*TASK TO COMPLETE*. Return all lines with the word "permissions" in them.

*DATA EXCERPTS*.
━━━

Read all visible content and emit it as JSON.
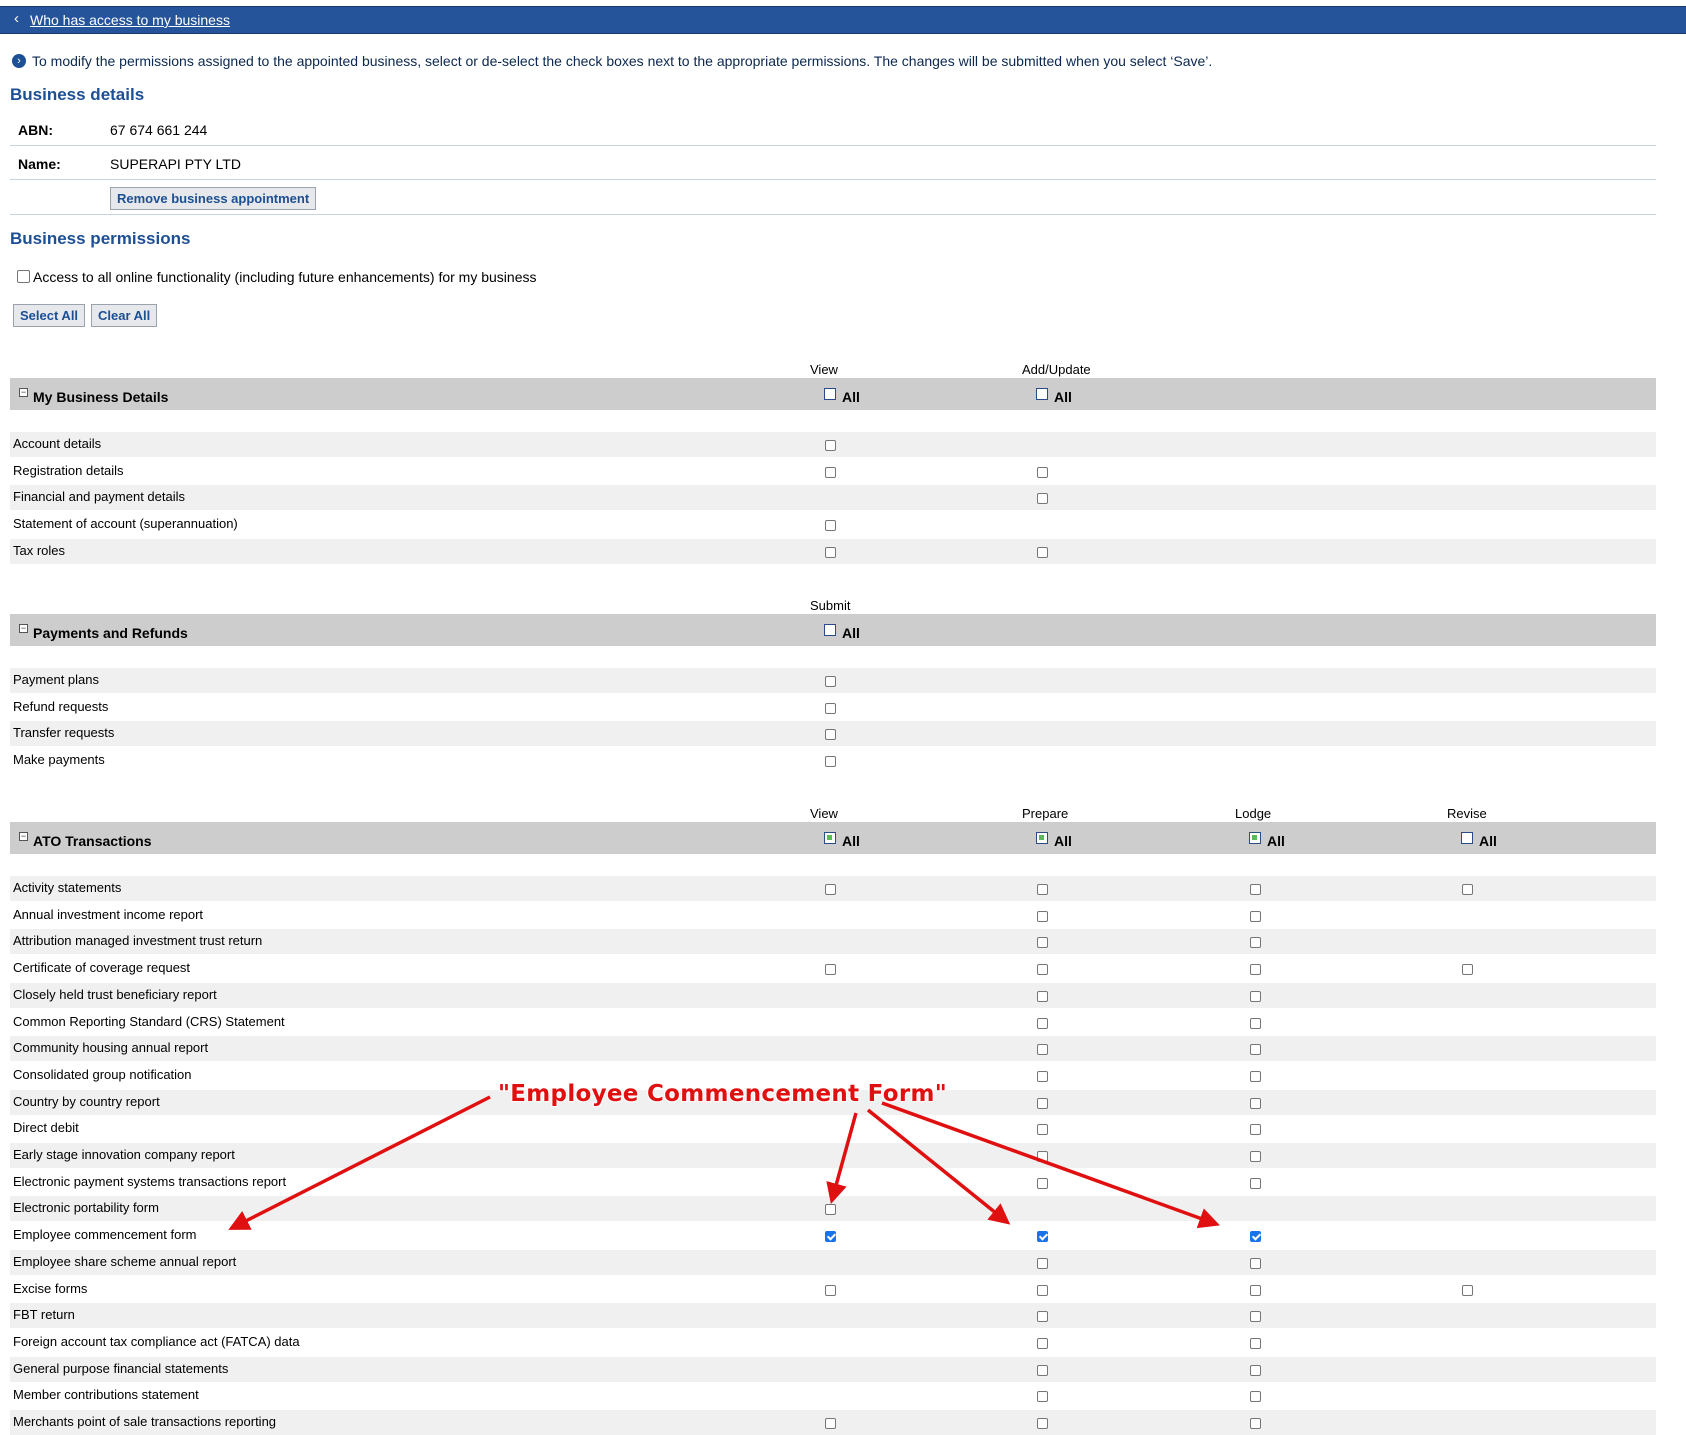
{
  "nav": {
    "back_link": "Who has access to my business"
  },
  "info_text": "To modify the permissions assigned to the appointed business, select or de-select the check boxes next to the appropriate permissions. The changes will be submitted when you select ‘Save’.",
  "business_details": {
    "heading": "Business details",
    "abn_label": "ABN:",
    "abn_value": "67 674 661 244",
    "name_label": "Name:",
    "name_value": "SUPERAPI PTY LTD",
    "remove_button": "Remove business appointment"
  },
  "permissions": {
    "heading": "Business permissions",
    "access_all_label": "Access to all online functionality (including future enhancements) for my business",
    "select_all": "Select All",
    "clear_all": "Clear All"
  },
  "sections": [
    {
      "title": "My Business Details",
      "columns": [
        "View",
        "Add/Update"
      ],
      "all_label": "All",
      "all_states": [
        "empty",
        "empty"
      ],
      "rows": [
        {
          "label": "Account details",
          "cells": [
            "off",
            null
          ]
        },
        {
          "label": "Registration details",
          "cells": [
            "off",
            "off"
          ]
        },
        {
          "label": "Financial and payment details",
          "cells": [
            null,
            "off"
          ]
        },
        {
          "label": "Statement of account (superannuation)",
          "cells": [
            "off",
            null
          ]
        },
        {
          "label": "Tax roles",
          "cells": [
            "off",
            "off"
          ]
        }
      ]
    },
    {
      "title": "Payments and Refunds",
      "columns": [
        "Submit"
      ],
      "all_label": "All",
      "all_states": [
        "empty"
      ],
      "rows": [
        {
          "label": "Payment plans",
          "cells": [
            "off"
          ]
        },
        {
          "label": "Refund requests",
          "cells": [
            "off"
          ]
        },
        {
          "label": "Transfer requests",
          "cells": [
            "off"
          ]
        },
        {
          "label": "Make payments",
          "cells": [
            "off"
          ]
        }
      ]
    },
    {
      "title": "ATO Transactions",
      "columns": [
        "View",
        "Prepare",
        "Lodge",
        "Revise"
      ],
      "all_label": "All",
      "all_states": [
        "partial",
        "partial",
        "partial",
        "empty"
      ],
      "rows": [
        {
          "label": "Activity statements",
          "cells": [
            "off",
            "off",
            "off",
            "off"
          ]
        },
        {
          "label": "Annual investment income report",
          "cells": [
            null,
            "off",
            "off",
            null
          ]
        },
        {
          "label": "Attribution managed investment trust return",
          "cells": [
            null,
            "off",
            "off",
            null
          ]
        },
        {
          "label": "Certificate of coverage request",
          "cells": [
            "off",
            "off",
            "off",
            "off"
          ]
        },
        {
          "label": "Closely held trust beneficiary report",
          "cells": [
            null,
            "off",
            "off",
            null
          ]
        },
        {
          "label": "Common Reporting Standard (CRS) Statement",
          "cells": [
            null,
            "off",
            "off",
            null
          ]
        },
        {
          "label": "Community housing annual report",
          "cells": [
            null,
            "off",
            "off",
            null
          ]
        },
        {
          "label": "Consolidated group notification",
          "cells": [
            null,
            "off",
            "off",
            null
          ]
        },
        {
          "label": "Country by country report",
          "cells": [
            null,
            "off",
            "off",
            null
          ]
        },
        {
          "label": "Direct debit",
          "cells": [
            null,
            "off",
            "off",
            null
          ]
        },
        {
          "label": "Early stage innovation company report",
          "cells": [
            null,
            "off",
            "off",
            null
          ]
        },
        {
          "label": "Electronic payment systems transactions report",
          "cells": [
            null,
            "off",
            "off",
            null
          ]
        },
        {
          "label": "Electronic portability form",
          "cells": [
            "off",
            null,
            null,
            null
          ]
        },
        {
          "label": "Employee commencement form",
          "cells": [
            "on",
            "on",
            "on",
            null
          ]
        },
        {
          "label": "Employee share scheme annual report",
          "cells": [
            null,
            "off",
            "off",
            null
          ]
        },
        {
          "label": "Excise forms",
          "cells": [
            "off",
            "off",
            "off",
            "off"
          ]
        },
        {
          "label": "FBT return",
          "cells": [
            null,
            "off",
            "off",
            null
          ]
        },
        {
          "label": "Foreign account tax compliance act (FATCA) data",
          "cells": [
            null,
            "off",
            "off",
            null
          ]
        },
        {
          "label": "General purpose financial statements",
          "cells": [
            null,
            "off",
            "off",
            null
          ]
        },
        {
          "label": "Member contributions statement",
          "cells": [
            null,
            "off",
            "off",
            null
          ]
        },
        {
          "label": "Merchants point of sale transactions reporting",
          "cells": [
            "off",
            "off",
            "off",
            null
          ]
        }
      ]
    }
  ],
  "annotation": {
    "text": "\"Employee Commencement Form\"",
    "color": "#e01010"
  },
  "colors": {
    "accent": "#26549a",
    "heading": "#1d4f94",
    "section_bg": "#cdcdcd"
  }
}
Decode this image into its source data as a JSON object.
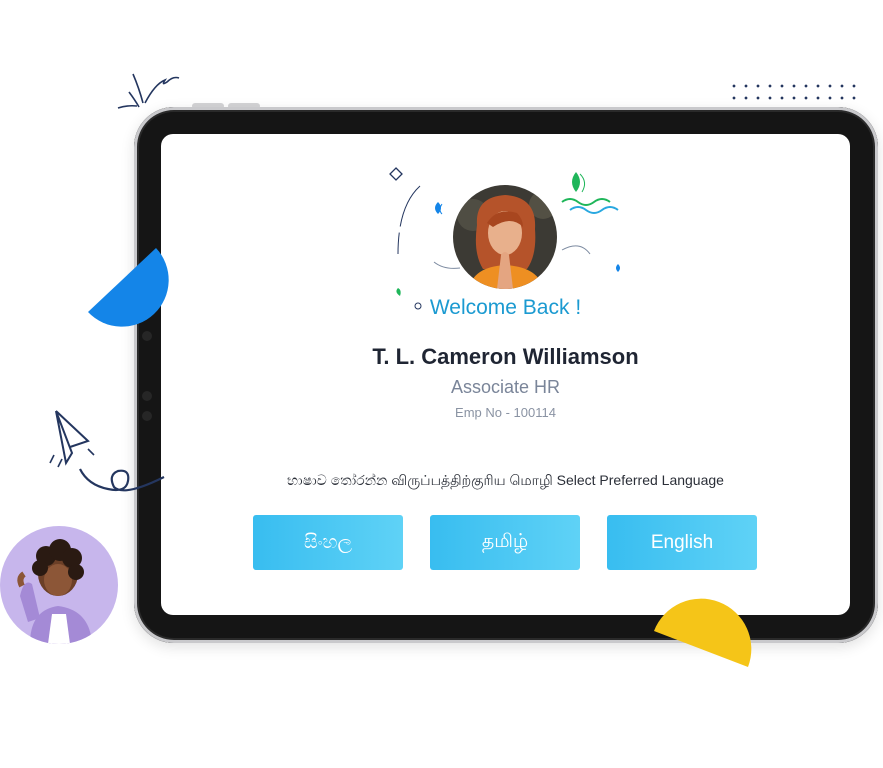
{
  "welcome": {
    "greeting": "Welcome Back !",
    "name": "T. L. Cameron Williamson",
    "role": "Associate HR",
    "emp_no": "Emp No - 100114"
  },
  "language": {
    "prompt": "භාෂාව තෝරන්න விருப்பத்திற்குரிய மொழி Select Preferred Language",
    "options": [
      {
        "label": "සිංහල"
      },
      {
        "label": "தமிழ்"
      },
      {
        "label": "English"
      }
    ]
  },
  "colors": {
    "accent": "#1b9ad1",
    "button": "#45c6f3",
    "blue_shape": "#1485e8",
    "yellow_shape": "#f5c518",
    "dark_navy": "#24365f"
  },
  "icons": {
    "paper_plane": "paper-plane-icon",
    "sparkle": "sparkle-doodle-icon"
  }
}
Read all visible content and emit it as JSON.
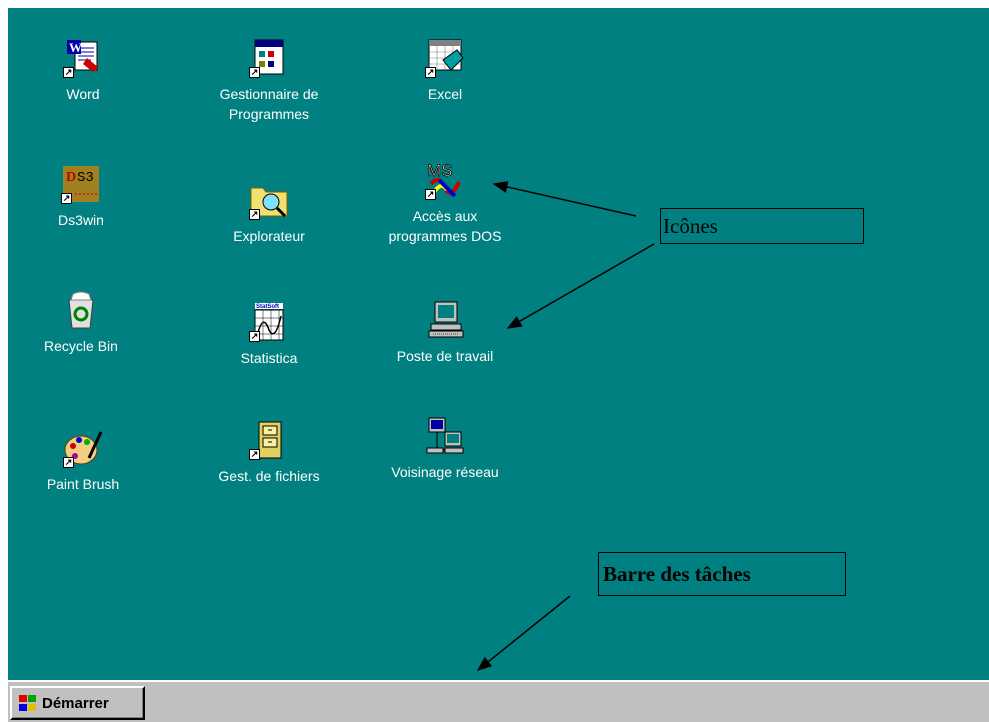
{
  "desktop": {
    "icons": [
      {
        "label": "Word",
        "icon": "word-icon"
      },
      {
        "label": "Gestionnaire de\nProgrammes",
        "icon": "program-manager-icon"
      },
      {
        "label": "Excel",
        "icon": "excel-icon"
      },
      {
        "label": "Ds3win",
        "icon": "ds3win-icon"
      },
      {
        "label": "Explorateur",
        "icon": "explorer-icon"
      },
      {
        "label": "Accès aux\nprogrammes DOS",
        "icon": "ms-dos-icon"
      },
      {
        "label": "Recycle Bin",
        "icon": "recycle-bin-icon"
      },
      {
        "label": "Statistica",
        "icon": "statistica-icon"
      },
      {
        "label": "Poste de travail",
        "icon": "my-computer-icon"
      },
      {
        "label": "Paint Brush",
        "icon": "paintbrush-icon"
      },
      {
        "label": "Gest. de fichiers",
        "icon": "file-manager-icon"
      },
      {
        "label": "Voisinage réseau",
        "icon": "network-neighborhood-icon"
      }
    ]
  },
  "annotations": {
    "icons_label": "Icônes",
    "taskbar_label": "Barre des tâches"
  },
  "taskbar": {
    "start_label": "Démarrer"
  },
  "colors": {
    "desktop": "#008080",
    "taskbar": "#c0c0c0"
  }
}
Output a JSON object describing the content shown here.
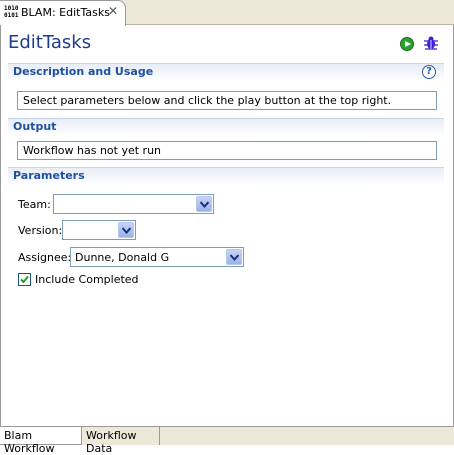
{
  "editor_tab": {
    "title": "BLAM: EditTasks",
    "icon_text": "1010\n0101"
  },
  "form": {
    "title": "EditTasks"
  },
  "toolbar": {
    "run_icon": "play-icon",
    "debug_icon": "bug-icon"
  },
  "sections": {
    "description": {
      "header": "Description and Usage",
      "text": "Select parameters below and click the play button at the top right."
    },
    "output": {
      "header": "Output",
      "text": "Workflow has not yet run"
    },
    "parameters": {
      "header": "Parameters",
      "team_label": "Team:",
      "team_value": "",
      "version_label": "Version:",
      "version_value": "",
      "assignee_label": "Assignee:",
      "assignee_value": "Dunne, Donald G",
      "include_completed_label": "Include Completed",
      "include_completed_checked": true
    }
  },
  "bottom_tabs": {
    "blam_workflow": "Blam Workflow",
    "workflow_data": "Workflow Data"
  },
  "colors": {
    "title": "#1f3b8f",
    "section_header": "#1f4fa3",
    "run": "#27a22f",
    "debug": "#3a22d8"
  }
}
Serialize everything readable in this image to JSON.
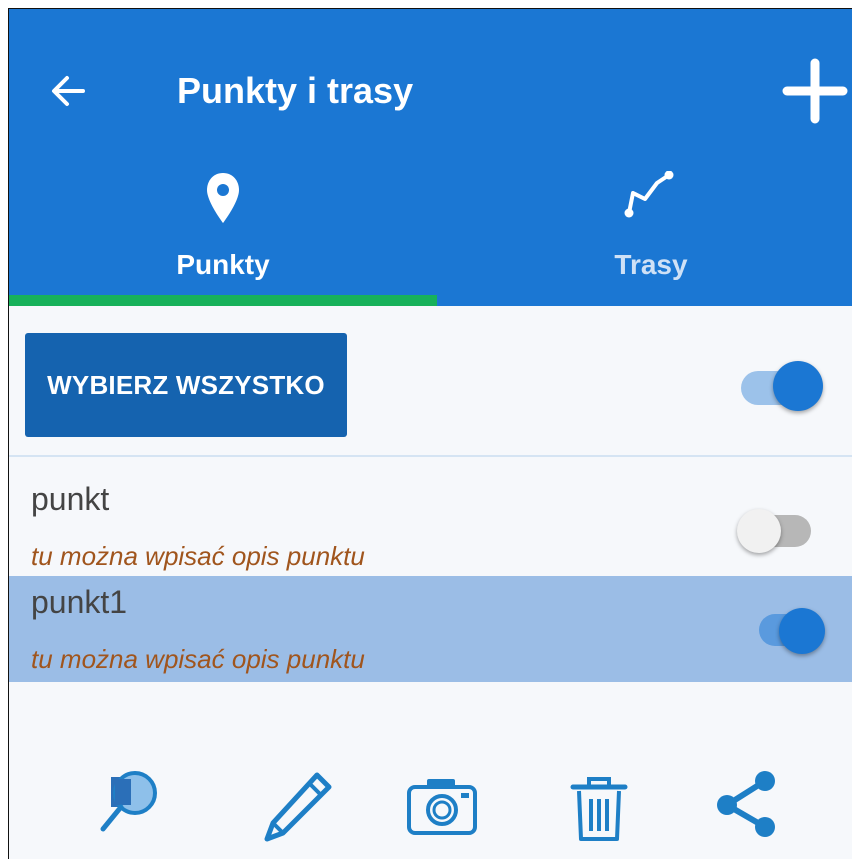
{
  "header": {
    "title": "Punkty i trasy"
  },
  "tabs": [
    {
      "label": "Punkty",
      "icon": "map-pin-icon",
      "active": true
    },
    {
      "label": "Trasy",
      "icon": "route-icon",
      "active": false
    }
  ],
  "select_all": {
    "label": "WYBIERZ WSZYSTKO",
    "toggle_on": true
  },
  "points": [
    {
      "name": "punkt",
      "description": "tu można wpisać opis punktu",
      "enabled": false,
      "selected": false
    },
    {
      "name": "punkt1",
      "description": "tu można wpisać opis punktu",
      "enabled": true,
      "selected": true
    }
  ],
  "toolbar": [
    {
      "icon": "search-map-icon"
    },
    {
      "icon": "edit-pencil-icon"
    },
    {
      "icon": "camera-icon"
    },
    {
      "icon": "trash-icon"
    },
    {
      "icon": "share-icon"
    }
  ],
  "colors": {
    "primary": "#1b77d3",
    "tab_indicator": "#17b15a",
    "selected_row": "#9bbde6",
    "description_text": "#a0551d",
    "button_dark": "#1563af",
    "icon_blue": "#1e7fc6"
  }
}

━━━

*ANSWER TO THIS EXERCISE*.
  "info_text": "To modify the permissions assigned to the appointed business, select or de-select the check boxes next to the appropriate permissions. The changes will be submitted when you select ‘Save’.",
  "permissions": {
    "heading": "Business permissions",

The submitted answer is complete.